Please return the lines of the data that contain "GENIGRAPHICS".
··· THE INPUT ···
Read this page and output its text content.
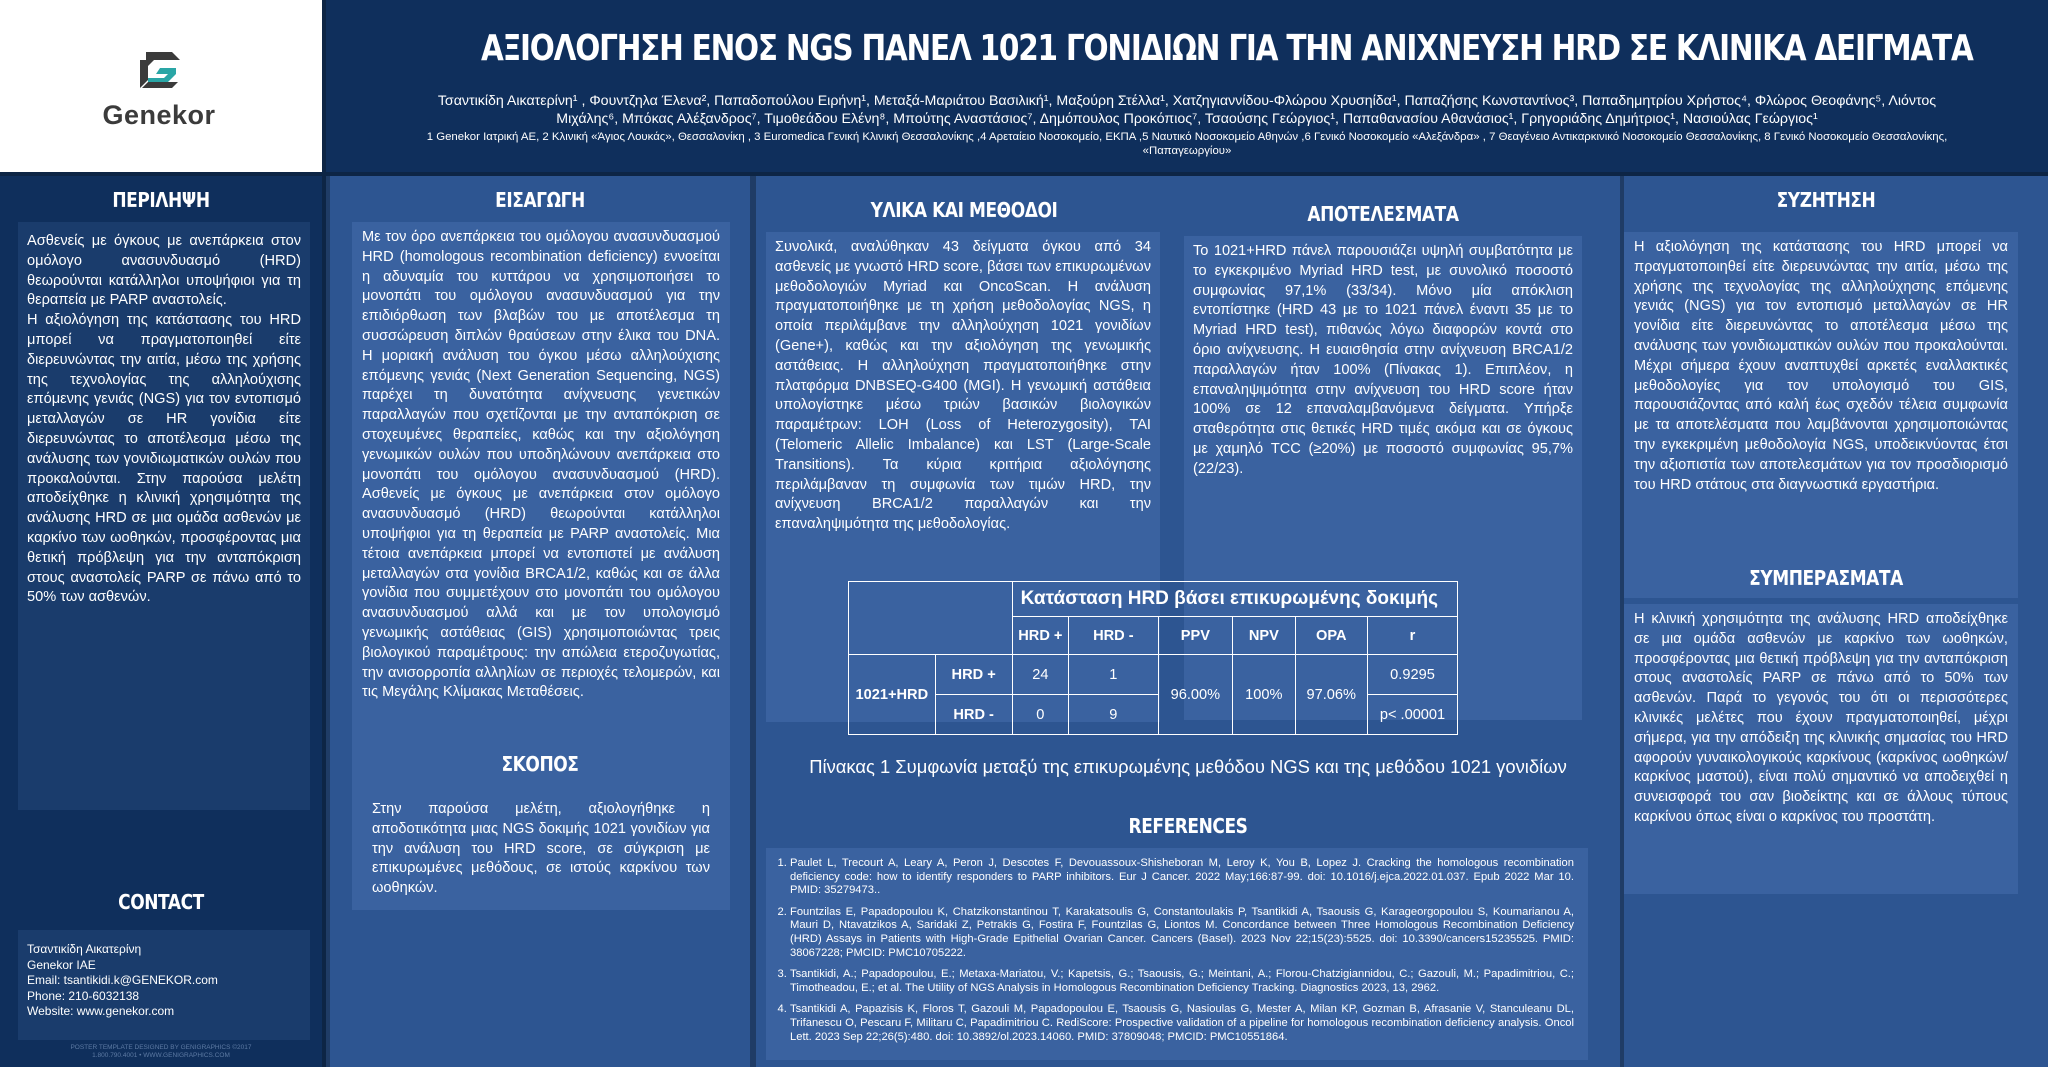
Genekor
ΑΞΙΟΛΟΓΗΣΗ ΕΝΟΣ NGS ΠΑΝΕΛ 1021 ΓΟΝΙΔΙΩΝ ΓΙΑ ΤΗΝ ΑΝΙΧΝΕΥΣΗ HRD ΣΕ ΚΛΙΝΙΚΑ ΔΕΙΓΜΑΤΑ
Τσαντικίδη Αικατερίνη¹ , Φουντζηλα Έλενα², Παπαδοπούλου Ειρήνη¹, Μεταξά-Μαριάτου Βασιλική¹, Μαξούρη Στέλλα¹, Χατζηγιαννίδου-Φλώρου Χρυσηίδα¹, Παπαζήσης Κωνσταντίνος³, Παπαδημητρίου Χρήστος⁴, Φλώρος Θεοφάνης⁵, Λιόντος Μιχάλης⁶, Μπόκας Αλέξανδρος⁷, Τιμοθεάδου Ελένη⁸, Μπούτης Αναστάσιος⁷, Δημόπουλος Προκόπιος⁷, Τσαούσης Γεώργιος¹, Παπαθανασίου Αθανάσιος¹, Γρηγοριάδης Δημήτριος¹, Νασιούλας Γεώργιος¹
1 Genekor Ιατρική ΑΕ, 2 Κλινική «Άγιος Λουκάς», Θεσσαλονίκη , 3 Euromedica Γενική Κλινική Θεσσαλονίκης ,4 Αρεταίειο Νοσοκομείο, ΕΚΠΑ ,5 Ναυτικό Νοσοκομείο Αθηνών ,6 Γενικό Νοσοκομείο «Αλεξάνδρα» , 7 Θεαγένειο Αντικαρκινικό Νοσοκομείο Θεσσαλονίκης, 8 Γενικό Νοσοκομείο Θεσσαλονίκης, «Παπαγεωργίου»
ΠΕΡΙΛΗΨΗ

Ασθενείς με όγκους με ανεπάρκεια στον ομόλογο ανασυνδυασμό (HRD) θεωρούνται κατάλληλοι υποψήφιοι για τη θεραπεία με PARP αναστολείς.

Η αξιολόγηση της κατάστασης του HRD μπορεί να πραγματοποιηθεί είτε διερευνώντας την αιτία, μέσω της χρήσης της τεχνολογίας της αλληλούχισης επόμενης γενιάς (NGS) για τον εντοπισμό μεταλλαγών σε HR γονίδια είτε διερευνώντας το αποτέλεσμα μέσω της ανάλυσης των γονιδιωματικών ουλών που προκαλούνται. Στην παρούσα μελέτη αποδείχθηκε η κλινική χρησιμότητα της ανάλυσης HRD σε μια ομάδα ασθενών με καρκίνο των ωοθηκών, προσφέροντας μια θετική πρόβλεψη για την ανταπόκριση στους αναστολείς PARP σε πάνω από το 50% των ασθενών.

CONTACT
Τσαντικίδη Αικατερίνη
Genekor IAE
Email: tsantikidi.k@GENEKOR.com
Phone: 210-6032138
Website: www.genekor.com
POSTER TEMPLATE DESIGNED BY GENIGRAPHICS ©2017
1.800.790.4001 • WWW.GENIGRAPHICS.COM
ΕΙΣΑΓΩΓΗ

Με τον όρο ανεπάρκεια του ομόλογου ανασυνδυασμού HRD (homologous recombination deficiency) εννοείται η αδυναμία του κυττάρου να χρησιμοποιήσει το μονοπάτι του ομόλογου ανασυνδυασμού για την επιδιόρθωση των βλαβών του με αποτέλεσμα τη συσσώρευση διπλών θραύσεων στην έλικα του DNA. Η μοριακή ανάλυση του όγκου μέσω αλληλούχισης επόμενης γενιάς (Next Generation Sequencing, NGS) παρέχει τη δυνατότητα ανίχνευσης γενετικών παραλλαγών που σχετίζονται με την ανταπόκριση σε στοχευμένες θεραπείες, καθώς και την αξιολόγηση γενωμικών ουλών που υποδηλώνουν ανεπάρκεια στο μονοπάτι του ομόλογου ανασυνδυασμού (HRD). Ασθενείς με όγκους με ανεπάρκεια στον ομόλογο ανασυνδυασμό (HRD) θεωρούνται κατάλληλοι υποψήφιοι για τη θεραπεία με PARP αναστολείς. Μια τέτοια ανεπάρκεια μπορεί να εντοπιστεί με ανάλυση μεταλλαγών στα γονίδια BRCA1/2, καθώς και σε άλλα γονίδια που συμμετέχουν στο μονοπάτι του ομόλογου ανασυνδυασμού αλλά και με τον υπολογισμό γενωμικής αστάθειας (GIS) χρησιμοποιώντας τρεις βιολογικού παραμέτρους: την απώλεια ετεροζυγωτίας, την ανισορροπία αλληλίων σε περιοχές τελομερών, και τις Μεγάλης Κλίμακας Μεταθέσεις.

ΣΚΟΠΟΣ

Στην παρούσα μελέτη, αξιολογήθηκε η αποδοτικότητα μιας NGS δοκιμής 1021 γονιδίων για την ανάλυση του HRD score, σε σύγκριση με επικυρωμένες μεθόδους, σε ιστούς καρκίνου των ωοθηκών.

ΥΛΙΚΑ ΚΑΙ ΜΕΘΟΔΟΙ

Συνολικά, αναλύθηκαν 43 δείγματα όγκου από 34 ασθενείς με γνωστό HRD score, βάσει των επικυρωμένων μεθοδολογιών Myriad και OncoScan. Η ανάλυση πραγματοποιήθηκε με τη χρήση μεθοδολογίας NGS, η οποία περιλάμβανε την αλληλούχηση 1021 γονιδίων (Gene+), καθώς και την αξιολόγηση της γενωμικής αστάθειας. Η αλληλούχηση πραγματοποιήθηκε στην πλατφόρμα DNBSEQ-G400 (MGI). Η γενωμική αστάθεια υπολογίστηκε μέσω τριών βασικών βιολογικών παραμέτρων: LOH (Loss of Heterozygosity), TAI (Telomeric Allelic Imbalance) και LST (Large-Scale Transitions). Τα κύρια κριτήρια αξιολόγησης περιλάμβαναν τη συμφωνία των τιμών HRD, την ανίχνευση BRCA1/2 παραλλαγών και την επαναληψιμότητα της μεθοδολογίας.

ΑΠΟΤΕΛΕΣΜΑΤΑ

Το 1021+HRD πάνελ παρουσιάζει υψηλή συμβατότητα με το εγκεκριμένο Myriad HRD test, με συνολικό ποσοστό συμφωνίας 97,1% (33/34). Μόνο μία απόκλιση εντοπίστηκε (HRD 43 με το 1021 πάνελ έναντι 35 με το Myriad HRD test), πιθανώς λόγω διαφορών κοντά στο όριο ανίχνευσης. Η ευαισθησία στην ανίχνευση BRCA1/2 παραλλαγών ήταν 100% (Πίνακας 1). Επιπλέον, η επαναληψιμότητα στην ανίχνευση του HRD score ήταν 100% σε 12 επαναλαμβανόμενα δείγματα. Υπήρξε σταθερότητα στις θετικές HRD τιμές ακόμα και σε όγκους με χαμηλό TCC (≥20%) με ποσοστό συμφωνίας 95,7% (22/23).

		Κατάσταση HRD βάσει επικυρωμένης δοκιμής					
		HRD +	HRD -	PPV	NPV	OPA	r
1021+HRD	HRD +	24	1	96.00%	100%	97.06%	0.9295
	HRD -	0	9				p< .00001
Πίνακας 1 Συμφωνία μεταξύ της επικυρωμένης μεθόδου NGS και της μεθόδου 1021 γονιδίων
REFERENCES
1. Paulet L, Trecourt A, Leary A, Peron J, Descotes F, Devouassoux-Shisheboran M, Leroy K, You B, Lopez J. Cracking the homologous recombination deficiency code: how to identify responders to PARP inhibitors. Eur J Cancer. 2022 May;166:87-99. doi: 10.1016/j.ejca.2022.01.037. Epub 2022 Mar 10. PMID: 35279473..
2. Fountzilas E, Papadopoulou K, Chatzikonstantinou T, Karakatsoulis G, Constantoulakis P, Tsantikidi A, Tsaousis G, Karageorgopoulou S, Koumarianou A, Mauri D, Ntavatzikos A, Saridaki Z, Petrakis G, Fostira F, Fountzilas G, Liontos M. Concordance between Three Homologous Recombination Deficiency (HRD) Assays in Patients with High-Grade Epithelial Ovarian Cancer. Cancers (Basel). 2023 Nov 22;15(23):5525. doi: 10.3390/cancers15235525. PMID: 38067228; PMCID: PMC10705222.
3. Tsantikidi, A.; Papadopoulou, E.; Metaxa-Mariatou, V.; Kapetsis, G.; Tsaousis, G.; Meintani, A.; Florou-Chatzigiannidou, C.; Gazouli, M.; Papadimitriou, C.; Timotheadou, E.; et al. The Utility of NGS Analysis in Homologous Recombination Deficiency Tracking. Diagnostics 2023, 13, 2962.
4. Tsantikidi A, Papazisis K, Floros T, Gazouli M, Papadopoulou E, Tsaousis G, Nasioulas G, Mester A, Milan KP, Gozman B, Afrasanie V, Stanculeanu DL, Trifanescu O, Pescaru F, Militaru C, Papadimitriou C. RediScore: Prospective validation of a pipeline for homologous recombination deficiency analysis. Oncol Lett. 2023 Sep 22;26(5):480. doi: 10.3892/ol.2023.14060. PMID: 37809048; PMCID: PMC10551864.
ΣΥΖΗΤΗΣΗ

Η αξιολόγηση της κατάστασης του HRD μπορεί να πραγματοποιηθεί είτε διερευνώντας την αιτία, μέσω της χρήσης της τεχνολογίας της αλληλούχησης επόμενης γενιάς (NGS) για τον εντοπισμό μεταλλαγών σε HR γονίδια είτε διερευνώντας το αποτέλεσμα μέσω της ανάλυσης των γονιδιωματικών ουλών που προκαλούνται. Μέχρι σήμερα έχουν αναπτυχθεί αρκετές εναλλακτικές μεθοδολογίες για τον υπολογισμό του GIS, παρουσιάζοντας από καλή έως σχεδόν τέλεια συμφωνία με τα αποτελέσματα που λαμβάνονται χρησιμοποιώντας την εγκεκριμένη μεθοδολογία NGS, υποδεικνύοντας έτσι την αξιοπιστία των αποτελεσμάτων για τον προσδιορισμό του HRD στάτους στα διαγνωστικά εργαστήρια.

ΣΥΜΠΕΡΑΣΜΑΤΑ

Η κλινική χρησιμότητα της ανάλυσης HRD αποδείχθηκε σε μια ομάδα ασθενών με καρκίνο των ωοθηκών, προσφέροντας μια θετική πρόβλεψη για την ανταπόκριση στους αναστολείς PARP σε πάνω από το 50% των ασθενών. Παρά το γεγονός του ότι οι περισσότερες κλινικές μελέτες που έχουν πραγματοποιηθεί, μέχρι σήμερα, για την απόδειξη της κλινικής σημασίας του HRD αφορούν γυναικολογικούς καρκίνους (καρκίνος ωοθηκών/καρκίνος μαστού), είναι πολύ σημαντικό να αποδειχθεί η συνεισφορά του σαν βιοδείκτης και σε άλλους τύπους καρκίνου όπως είναι ο καρκίνος του προστάτη.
···
§ RESPONSE TO THIS TASK
POSTER TEMPLATE DESIGNED BY GENIGRAPHICS ©2017
1.800.790.4001 • WWW.GENIGRAPHICS.COM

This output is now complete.